[START OF INPUT DATA]

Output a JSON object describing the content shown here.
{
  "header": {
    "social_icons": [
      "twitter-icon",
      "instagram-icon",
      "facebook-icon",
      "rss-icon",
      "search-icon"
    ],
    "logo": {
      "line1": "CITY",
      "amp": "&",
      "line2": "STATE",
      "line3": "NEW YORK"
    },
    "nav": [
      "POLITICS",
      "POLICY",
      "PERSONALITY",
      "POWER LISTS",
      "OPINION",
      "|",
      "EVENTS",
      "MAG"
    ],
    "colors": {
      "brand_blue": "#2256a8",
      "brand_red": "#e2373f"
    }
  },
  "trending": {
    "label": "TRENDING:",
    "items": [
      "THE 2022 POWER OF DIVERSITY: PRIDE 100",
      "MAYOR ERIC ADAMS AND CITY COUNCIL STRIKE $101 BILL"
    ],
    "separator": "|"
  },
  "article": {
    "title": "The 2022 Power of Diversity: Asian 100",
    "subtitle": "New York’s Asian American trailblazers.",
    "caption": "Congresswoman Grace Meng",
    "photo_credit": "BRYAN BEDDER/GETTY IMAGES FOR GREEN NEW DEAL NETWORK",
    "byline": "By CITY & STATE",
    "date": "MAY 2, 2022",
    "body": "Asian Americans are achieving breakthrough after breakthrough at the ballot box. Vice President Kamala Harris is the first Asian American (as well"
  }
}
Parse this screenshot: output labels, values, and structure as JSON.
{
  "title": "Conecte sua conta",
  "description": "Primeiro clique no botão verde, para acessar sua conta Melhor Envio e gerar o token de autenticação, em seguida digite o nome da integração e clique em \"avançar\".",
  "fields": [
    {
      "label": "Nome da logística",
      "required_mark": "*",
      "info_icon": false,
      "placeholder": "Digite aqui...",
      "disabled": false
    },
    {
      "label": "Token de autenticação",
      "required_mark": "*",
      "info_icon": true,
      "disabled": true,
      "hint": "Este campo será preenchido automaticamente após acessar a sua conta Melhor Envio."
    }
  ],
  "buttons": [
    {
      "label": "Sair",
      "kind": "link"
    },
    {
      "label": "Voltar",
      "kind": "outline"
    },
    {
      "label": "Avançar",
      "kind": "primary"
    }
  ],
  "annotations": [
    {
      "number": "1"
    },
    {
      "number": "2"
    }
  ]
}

[END OF INPUT DATA]

(DIRECTION)
Transcribe all of the lines in the records precisely.

(TASK OUTPUT)
Output a JSON object describing the content shown here.
{
  "header": {
    "social_icons": [
      "twitter-icon",
      "instagram-icon",
      "facebook-icon",
      "rss-icon",
      "search-icon"
    ],
    "logo": {
      "line1": "CITY",
      "amp": "&",
      "line2": "STATE",
      "line3": "NEW YORK"
    },
    "nav": [
      "POLITICS",
      "POLICY",
      "PERSONALITY",
      "POWER LISTS",
      "OPINION",
      "|",
      "EVENTS",
      "MAG"
    ],
    "colors": {
      "brand_blue": "#2256a8",
      "brand_red": "#e2373f"
    }
  },
  "trending": {
    "label": "TRENDING:",
    "items": [
      "THE 2022 POWER OF DIVERSITY: PRIDE 100",
      "MAYOR ERIC ADAMS AND CITY COUNCIL STRIKE $101 BILL"
    ],
    "separator": "|"
  },
  "article": {
    "title": "The 2022 Power of Diversity: Asian 100",
    "subtitle": "New York’s Asian American trailblazers.",
    "caption": "Congresswoman Grace Meng",
    "photo_credit": "BRYAN BEDDER/GETTY IMAGES FOR GREEN NEW DEAL NETWORK",
    "byline": "By CITY & STATE",
    "date": "MAY 2, 2022",
    "body": "Asian Americans are achieving breakthrough after breakthrough at the ballot box. Vice President Kamala Harris is the first Asian American (as well"
  }
}
Parse this screenshot: output labels, values, and structure as JSON.
{
  "title": "Conecte sua conta",
  "description": "Primeiro clique no botão verde, para acessar sua conta Melhor Envio e gerar o token de autenticação, em seguida digite o nome da integração e clique em \"avançar\".",
  "fields": [
    {
      "label": "Nome da logística",
      "required_mark": "*",
      "info_icon": false,
      "placeholder": "Digite aqui...",
      "disabled": false
    },
    {
      "label": "Token de autenticação",
      "required_mark": "*",
      "info_icon": true,
      "disabled": true,
      "hint": "Este campo será preenchido automaticamente após acessar a sua conta Melhor Envio."
    }
  ],
  "buttons": [
    {
      "label": "Sair",
      "kind": "link"
    },
    {
      "label": "Voltar",
      "kind": "outline"
    },
    {
      "label": "Avançar",
      "kind": "primary"
    }
  ],
  "annotations": [
    {
      "number": "1"
    },
    {
      "number": "2"
    }
  ]
}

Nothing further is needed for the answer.